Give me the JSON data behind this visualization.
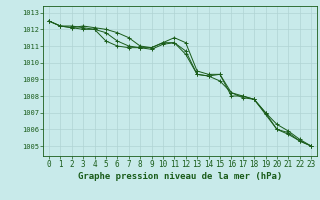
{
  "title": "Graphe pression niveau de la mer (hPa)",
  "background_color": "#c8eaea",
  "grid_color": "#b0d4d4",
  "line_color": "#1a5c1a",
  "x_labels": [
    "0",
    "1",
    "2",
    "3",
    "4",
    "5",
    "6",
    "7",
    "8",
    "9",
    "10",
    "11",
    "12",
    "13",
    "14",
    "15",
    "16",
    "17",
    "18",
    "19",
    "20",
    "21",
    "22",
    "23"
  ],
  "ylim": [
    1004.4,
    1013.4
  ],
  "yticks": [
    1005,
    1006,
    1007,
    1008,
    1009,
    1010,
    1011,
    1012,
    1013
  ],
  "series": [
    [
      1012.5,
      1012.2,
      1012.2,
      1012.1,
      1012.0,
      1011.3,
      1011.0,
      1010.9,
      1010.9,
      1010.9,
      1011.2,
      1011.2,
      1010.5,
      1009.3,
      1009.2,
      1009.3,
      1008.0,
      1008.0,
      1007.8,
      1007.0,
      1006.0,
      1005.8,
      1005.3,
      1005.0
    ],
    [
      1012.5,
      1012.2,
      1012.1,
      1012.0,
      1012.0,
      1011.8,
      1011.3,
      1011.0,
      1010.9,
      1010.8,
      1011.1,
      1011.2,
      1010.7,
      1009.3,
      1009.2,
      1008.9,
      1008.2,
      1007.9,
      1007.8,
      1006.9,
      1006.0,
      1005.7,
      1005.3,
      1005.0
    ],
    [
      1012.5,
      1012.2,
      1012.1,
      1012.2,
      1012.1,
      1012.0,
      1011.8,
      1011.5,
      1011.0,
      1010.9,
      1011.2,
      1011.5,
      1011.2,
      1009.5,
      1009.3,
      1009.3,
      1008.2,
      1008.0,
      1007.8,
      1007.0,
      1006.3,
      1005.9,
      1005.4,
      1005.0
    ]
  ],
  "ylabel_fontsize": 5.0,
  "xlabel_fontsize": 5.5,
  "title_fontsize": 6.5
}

--- Aim of the exercise ---
Without including the pictures, reproduce all entries exactly.

--- Answer to this exercise ---
Give me the JSON data behind this visualization.
{
  "title": "Graphe pression niveau de la mer (hPa)",
  "background_color": "#c8eaea",
  "grid_color": "#b0d4d4",
  "line_color": "#1a5c1a",
  "x_labels": [
    "0",
    "1",
    "2",
    "3",
    "4",
    "5",
    "6",
    "7",
    "8",
    "9",
    "10",
    "11",
    "12",
    "13",
    "14",
    "15",
    "16",
    "17",
    "18",
    "19",
    "20",
    "21",
    "22",
    "23"
  ],
  "ylim": [
    1004.4,
    1013.4
  ],
  "yticks": [
    1005,
    1006,
    1007,
    1008,
    1009,
    1010,
    1011,
    1012,
    1013
  ],
  "series": [
    [
      1012.5,
      1012.2,
      1012.2,
      1012.1,
      1012.0,
      1011.3,
      1011.0,
      1010.9,
      1010.9,
      1010.9,
      1011.2,
      1011.2,
      1010.5,
      1009.3,
      1009.2,
      1009.3,
      1008.0,
      1008.0,
      1007.8,
      1007.0,
      1006.0,
      1005.8,
      1005.3,
      1005.0
    ],
    [
      1012.5,
      1012.2,
      1012.1,
      1012.0,
      1012.0,
      1011.8,
      1011.3,
      1011.0,
      1010.9,
      1010.8,
      1011.1,
      1011.2,
      1010.7,
      1009.3,
      1009.2,
      1008.9,
      1008.2,
      1007.9,
      1007.8,
      1006.9,
      1006.0,
      1005.7,
      1005.3,
      1005.0
    ],
    [
      1012.5,
      1012.2,
      1012.1,
      1012.2,
      1012.1,
      1012.0,
      1011.8,
      1011.5,
      1011.0,
      1010.9,
      1011.2,
      1011.5,
      1011.2,
      1009.5,
      1009.3,
      1009.3,
      1008.2,
      1008.0,
      1007.8,
      1007.0,
      1006.3,
      1005.9,
      1005.4,
      1005.0
    ]
  ],
  "ylabel_fontsize": 5.0,
  "xlabel_fontsize": 5.5,
  "title_fontsize": 6.5
}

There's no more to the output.